*WHAT THE TASK REQUIRES*.
Copy the records below word for word.
• • •
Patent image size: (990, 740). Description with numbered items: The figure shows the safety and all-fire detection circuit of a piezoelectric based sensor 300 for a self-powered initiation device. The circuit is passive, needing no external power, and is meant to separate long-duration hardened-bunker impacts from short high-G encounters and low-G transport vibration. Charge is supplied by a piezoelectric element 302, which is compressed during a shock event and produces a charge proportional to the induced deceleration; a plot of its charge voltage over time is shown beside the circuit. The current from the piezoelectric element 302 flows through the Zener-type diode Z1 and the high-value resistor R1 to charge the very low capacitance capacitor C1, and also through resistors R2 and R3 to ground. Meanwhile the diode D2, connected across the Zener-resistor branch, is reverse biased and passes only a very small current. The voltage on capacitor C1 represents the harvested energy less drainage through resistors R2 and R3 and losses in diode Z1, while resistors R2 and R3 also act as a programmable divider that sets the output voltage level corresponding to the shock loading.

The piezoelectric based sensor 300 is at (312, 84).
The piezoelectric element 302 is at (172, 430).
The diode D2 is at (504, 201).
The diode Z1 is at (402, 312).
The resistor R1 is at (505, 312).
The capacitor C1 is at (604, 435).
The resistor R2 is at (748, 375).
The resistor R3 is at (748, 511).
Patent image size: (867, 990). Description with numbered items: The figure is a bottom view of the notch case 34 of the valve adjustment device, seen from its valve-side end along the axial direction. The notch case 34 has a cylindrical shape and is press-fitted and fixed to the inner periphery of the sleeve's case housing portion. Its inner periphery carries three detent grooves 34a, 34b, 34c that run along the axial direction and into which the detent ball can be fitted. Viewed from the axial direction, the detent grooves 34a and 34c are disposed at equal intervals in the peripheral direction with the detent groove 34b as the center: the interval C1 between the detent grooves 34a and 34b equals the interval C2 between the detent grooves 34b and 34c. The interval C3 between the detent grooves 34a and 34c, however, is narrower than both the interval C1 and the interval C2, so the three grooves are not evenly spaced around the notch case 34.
• • •
*REPLY*.
Patent image size: (990, 740). Description with numbered items: The figure shows the safety and all-fire detection circuit of a piezoelectric based sensor 300 for a self-powered initiation device. The circuit is passive, needing no external power, and is meant to separate long-duration hardened-bunker impacts from short high-G encounters and low-G transport vibration. Charge is supplied by a piezoelectric element 302, which is compressed during a shock event and produces a charge proportional to the induced deceleration; a plot of its charge voltage over time is shown beside the circuit. The current from the piezoelectric element 302 flows through the Zener-type diode Z1 and the high-value resistor R1 to charge the very low capacitance capacitor C1, and also through resistors R2 and R3 to ground. Meanwhile the diode D2, connected across the Zener-resistor branch, is reverse biased and passes only a very small current. The voltage on capacitor C1 represents the harvested energy less drainage through resistors R2 and R3 and losses in diode Z1, while resistors R2 and R3 also act as a programmable divider that sets the output voltage level corresponding to the shock loading.

The piezoelectric based sensor 300 is at (312, 84).
The piezoelectric element 302 is at (172, 430).
The diode D2 is at (504, 201).
The diode Z1 is at (402, 312).
The resistor R1 is at (505, 312).
The capacitor C1 is at (604, 435).
The resistor R2 is at (748, 375).
The resistor R3 is at (748, 511).
Patent image size: (867, 990). Description with numbered items: The figure is a bottom view of the notch case 34 of the valve adjustment device, seen from its valve-side end along the axial direction. The notch case 34 has a cylindrical shape and is press-fitted and fixed to the inner periphery of the sleeve's case housing portion. Its inner periphery carries three detent grooves 34a, 34b, 34c that run along the axial direction and into which the detent ball can be fitted. Viewed from the axial direction, the detent grooves 34a and 34c are disposed at equal intervals in the peripheral direction with the detent groove 34b as the center: the interval C1 between the detent grooves 34a and 34b equals the interval C2 between the detent grooves 34b and 34c. The interval C3 between the detent grooves 34a and 34c, however, is narrower than both the interval C1 and the interval C2, so the three grooves are not evenly spaced around the notch case 34.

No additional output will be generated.